(WORKING DATA)
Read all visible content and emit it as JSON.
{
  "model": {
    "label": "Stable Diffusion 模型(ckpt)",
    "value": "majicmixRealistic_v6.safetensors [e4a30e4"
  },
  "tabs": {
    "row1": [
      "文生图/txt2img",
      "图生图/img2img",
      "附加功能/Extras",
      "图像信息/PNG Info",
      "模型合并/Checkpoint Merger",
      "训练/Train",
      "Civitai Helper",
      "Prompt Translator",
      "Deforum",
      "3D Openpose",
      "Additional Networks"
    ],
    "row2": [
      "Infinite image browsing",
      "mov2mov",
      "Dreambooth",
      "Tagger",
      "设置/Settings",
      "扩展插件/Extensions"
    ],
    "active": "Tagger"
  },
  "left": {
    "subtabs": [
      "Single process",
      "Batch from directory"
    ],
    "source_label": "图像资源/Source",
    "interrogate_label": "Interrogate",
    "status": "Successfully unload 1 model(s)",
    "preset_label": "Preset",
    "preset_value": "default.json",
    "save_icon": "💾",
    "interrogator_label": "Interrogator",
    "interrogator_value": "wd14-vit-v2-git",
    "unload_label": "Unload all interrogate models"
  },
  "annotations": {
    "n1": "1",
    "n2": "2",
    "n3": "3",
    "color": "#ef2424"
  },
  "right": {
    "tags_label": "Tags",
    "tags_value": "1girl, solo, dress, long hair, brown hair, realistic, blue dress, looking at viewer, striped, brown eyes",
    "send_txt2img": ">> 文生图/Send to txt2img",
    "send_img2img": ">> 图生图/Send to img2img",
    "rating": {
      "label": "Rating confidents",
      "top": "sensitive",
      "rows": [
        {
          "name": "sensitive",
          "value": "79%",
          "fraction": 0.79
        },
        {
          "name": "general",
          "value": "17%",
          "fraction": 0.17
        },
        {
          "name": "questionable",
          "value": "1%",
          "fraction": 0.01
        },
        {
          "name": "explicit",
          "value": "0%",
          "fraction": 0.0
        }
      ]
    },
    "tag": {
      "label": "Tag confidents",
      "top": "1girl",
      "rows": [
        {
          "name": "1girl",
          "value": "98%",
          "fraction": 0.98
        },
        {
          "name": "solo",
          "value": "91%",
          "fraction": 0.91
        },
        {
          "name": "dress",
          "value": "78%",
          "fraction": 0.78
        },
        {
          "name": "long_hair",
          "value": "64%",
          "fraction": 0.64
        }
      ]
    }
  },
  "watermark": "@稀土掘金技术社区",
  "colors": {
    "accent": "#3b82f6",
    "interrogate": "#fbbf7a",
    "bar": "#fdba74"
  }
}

(PROBLEM TO SOLVE) Give the entries again in full, exactly as they are written.

(FINISHED EXERCISE)
Read all visible content and emit it as JSON.
{
  "model": {
    "label": "Stable Diffusion 模型(ckpt)",
    "value": "majicmixRealistic_v6.safetensors [e4a30e4"
  },
  "tabs": {
    "row1": [
      "文生图/txt2img",
      "图生图/img2img",
      "附加功能/Extras",
      "图像信息/PNG Info",
      "模型合并/Checkpoint Merger",
      "训练/Train",
      "Civitai Helper",
      "Prompt Translator",
      "Deforum",
      "3D Openpose",
      "Additional Networks"
    ],
    "row2": [
      "Infinite image browsing",
      "mov2mov",
      "Dreambooth",
      "Tagger",
      "设置/Settings",
      "扩展插件/Extensions"
    ],
    "active": "Tagger"
  },
  "left": {
    "subtabs": [
      "Single process",
      "Batch from directory"
    ],
    "source_label": "图像资源/Source",
    "interrogate_label": "Interrogate",
    "status": "Successfully unload 1 model(s)",
    "preset_label": "Preset",
    "preset_value": "default.json",
    "save_icon": "💾",
    "interrogator_label": "Interrogator",
    "interrogator_value": "wd14-vit-v2-git",
    "unload_label": "Unload all interrogate models"
  },
  "annotations": {
    "n1": "1",
    "n2": "2",
    "n3": "3",
    "color": "#ef2424"
  },
  "right": {
    "tags_label": "Tags",
    "tags_value": "1girl, solo, dress, long hair, brown hair, realistic, blue dress, looking at viewer, striped, brown eyes",
    "send_txt2img": ">> 文生图/Send to txt2img",
    "send_img2img": ">> 图生图/Send to img2img",
    "rating": {
      "label": "Rating confidents",
      "top": "sensitive",
      "rows": [
        {
          "name": "sensitive",
          "value": "79%",
          "fraction": 0.79
        },
        {
          "name": "general",
          "value": "17%",
          "fraction": 0.17
        },
        {
          "name": "questionable",
          "value": "1%",
          "fraction": 0.01
        },
        {
          "name": "explicit",
          "value": "0%",
          "fraction": 0.0
        }
      ]
    },
    "tag": {
      "label": "Tag confidents",
      "top": "1girl",
      "rows": [
        {
          "name": "1girl",
          "value": "98%",
          "fraction": 0.98
        },
        {
          "name": "solo",
          "value": "91%",
          "fraction": 0.91
        },
        {
          "name": "dress",
          "value": "78%",
          "fraction": 0.78
        },
        {
          "name": "long_hair",
          "value": "64%",
          "fraction": 0.64
        }
      ]
    }
  },
  "watermark": "@稀土掘金技术社区",
  "colors": {
    "accent": "#3b82f6",
    "interrogate": "#fbbf7a",
    "bar": "#fdba74"
  }
}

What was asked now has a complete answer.